» **Set problem**
Copy every line of the data that contains the string "this".

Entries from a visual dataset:
☆ ☆ ☆ ☆ ☆
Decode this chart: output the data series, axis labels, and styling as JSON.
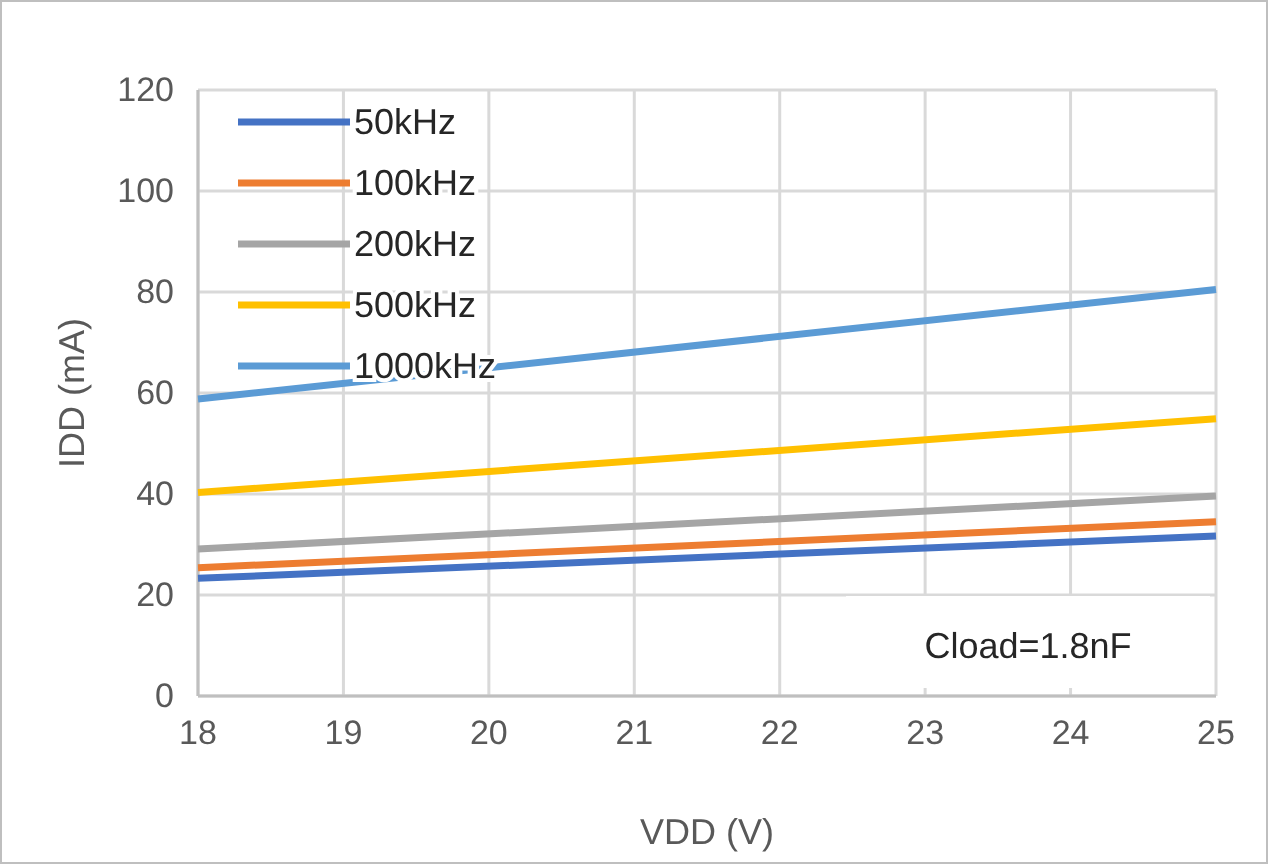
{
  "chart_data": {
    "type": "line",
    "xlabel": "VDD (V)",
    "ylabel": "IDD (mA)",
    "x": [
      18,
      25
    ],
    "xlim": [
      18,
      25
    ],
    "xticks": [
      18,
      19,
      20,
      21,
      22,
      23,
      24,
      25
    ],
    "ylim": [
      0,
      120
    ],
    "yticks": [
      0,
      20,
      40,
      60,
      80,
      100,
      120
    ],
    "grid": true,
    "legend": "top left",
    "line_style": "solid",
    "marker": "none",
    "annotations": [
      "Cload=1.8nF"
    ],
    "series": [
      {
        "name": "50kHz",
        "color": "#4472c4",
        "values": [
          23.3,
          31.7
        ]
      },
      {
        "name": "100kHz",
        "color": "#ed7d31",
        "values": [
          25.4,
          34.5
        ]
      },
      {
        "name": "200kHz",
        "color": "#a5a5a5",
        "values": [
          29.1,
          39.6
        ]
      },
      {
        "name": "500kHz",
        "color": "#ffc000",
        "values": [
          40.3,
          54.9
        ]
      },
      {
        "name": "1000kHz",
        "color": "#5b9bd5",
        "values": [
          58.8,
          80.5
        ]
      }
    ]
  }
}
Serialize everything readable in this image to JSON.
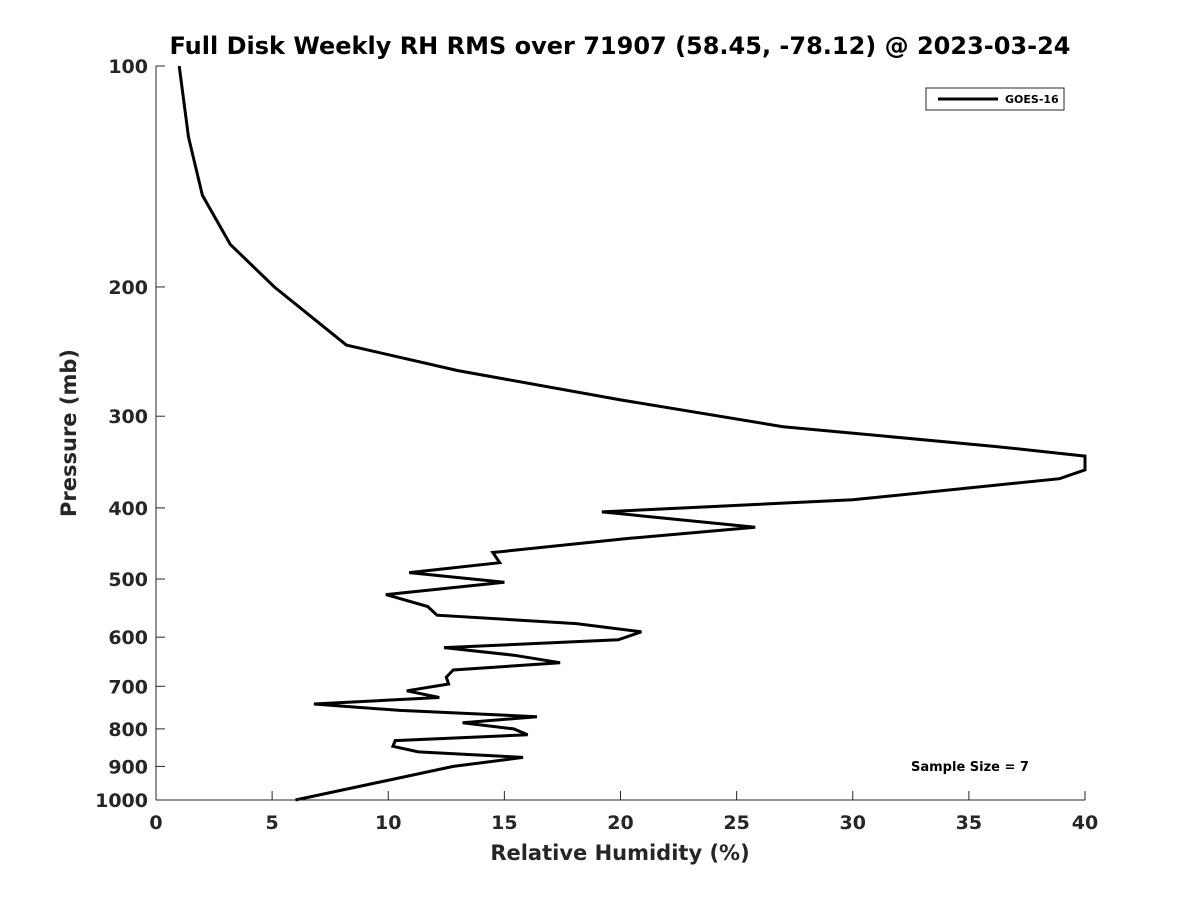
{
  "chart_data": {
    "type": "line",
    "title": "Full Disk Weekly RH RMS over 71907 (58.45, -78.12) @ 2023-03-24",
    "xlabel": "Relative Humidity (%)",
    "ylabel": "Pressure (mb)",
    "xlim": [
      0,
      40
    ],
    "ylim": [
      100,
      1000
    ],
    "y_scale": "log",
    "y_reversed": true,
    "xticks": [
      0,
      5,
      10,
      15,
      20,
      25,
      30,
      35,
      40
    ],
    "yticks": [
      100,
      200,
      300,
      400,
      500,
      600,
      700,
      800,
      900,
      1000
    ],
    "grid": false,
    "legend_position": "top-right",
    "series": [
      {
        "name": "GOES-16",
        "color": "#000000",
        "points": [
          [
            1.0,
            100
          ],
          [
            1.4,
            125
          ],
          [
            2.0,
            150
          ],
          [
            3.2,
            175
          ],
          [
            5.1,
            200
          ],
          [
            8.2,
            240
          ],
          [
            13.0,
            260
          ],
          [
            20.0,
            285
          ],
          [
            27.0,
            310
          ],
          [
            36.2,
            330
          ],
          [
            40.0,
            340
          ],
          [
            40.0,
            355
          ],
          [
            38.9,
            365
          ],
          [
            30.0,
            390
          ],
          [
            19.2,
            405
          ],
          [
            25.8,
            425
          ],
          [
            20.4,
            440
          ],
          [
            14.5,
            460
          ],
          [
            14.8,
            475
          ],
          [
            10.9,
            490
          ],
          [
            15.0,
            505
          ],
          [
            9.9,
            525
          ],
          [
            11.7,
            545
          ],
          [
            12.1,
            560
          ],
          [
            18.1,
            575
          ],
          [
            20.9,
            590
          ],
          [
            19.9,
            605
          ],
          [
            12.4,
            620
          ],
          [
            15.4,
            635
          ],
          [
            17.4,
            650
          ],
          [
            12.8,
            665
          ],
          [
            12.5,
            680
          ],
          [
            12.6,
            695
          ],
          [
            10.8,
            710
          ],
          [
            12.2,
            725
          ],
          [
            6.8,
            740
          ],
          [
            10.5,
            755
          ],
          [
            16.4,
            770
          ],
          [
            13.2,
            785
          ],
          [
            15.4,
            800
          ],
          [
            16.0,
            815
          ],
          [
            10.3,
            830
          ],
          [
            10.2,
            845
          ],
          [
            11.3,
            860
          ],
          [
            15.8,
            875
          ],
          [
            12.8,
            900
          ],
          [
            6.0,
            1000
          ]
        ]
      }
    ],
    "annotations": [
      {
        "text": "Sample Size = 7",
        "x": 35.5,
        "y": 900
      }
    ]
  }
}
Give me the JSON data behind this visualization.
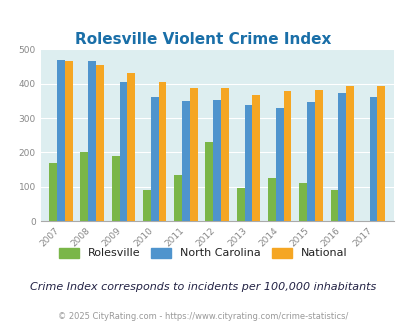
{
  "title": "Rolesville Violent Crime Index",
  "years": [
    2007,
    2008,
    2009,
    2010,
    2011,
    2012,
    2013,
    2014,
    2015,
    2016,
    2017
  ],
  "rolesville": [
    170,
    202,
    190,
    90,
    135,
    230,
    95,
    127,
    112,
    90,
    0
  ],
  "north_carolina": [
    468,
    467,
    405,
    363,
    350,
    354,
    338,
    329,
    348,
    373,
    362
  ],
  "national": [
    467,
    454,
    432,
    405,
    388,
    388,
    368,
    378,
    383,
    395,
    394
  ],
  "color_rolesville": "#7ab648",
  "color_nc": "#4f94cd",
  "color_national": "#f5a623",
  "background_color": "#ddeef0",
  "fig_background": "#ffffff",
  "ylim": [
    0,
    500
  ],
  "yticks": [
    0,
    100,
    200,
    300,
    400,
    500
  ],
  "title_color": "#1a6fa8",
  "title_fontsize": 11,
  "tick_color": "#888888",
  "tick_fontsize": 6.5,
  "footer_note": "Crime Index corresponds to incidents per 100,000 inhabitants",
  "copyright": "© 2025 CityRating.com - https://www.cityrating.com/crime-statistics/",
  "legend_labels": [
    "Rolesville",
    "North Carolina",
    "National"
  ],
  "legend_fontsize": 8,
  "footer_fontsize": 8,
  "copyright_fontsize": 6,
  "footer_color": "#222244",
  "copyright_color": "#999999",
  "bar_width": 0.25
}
☆ ☆ ☆ ☆ ☆
» **Exercise answer**
Decode this chart: output the data series, axis labels, and styling as JSON.
Serialize everything readable in this image to JSON.
Give me the JSON data behind this visualization.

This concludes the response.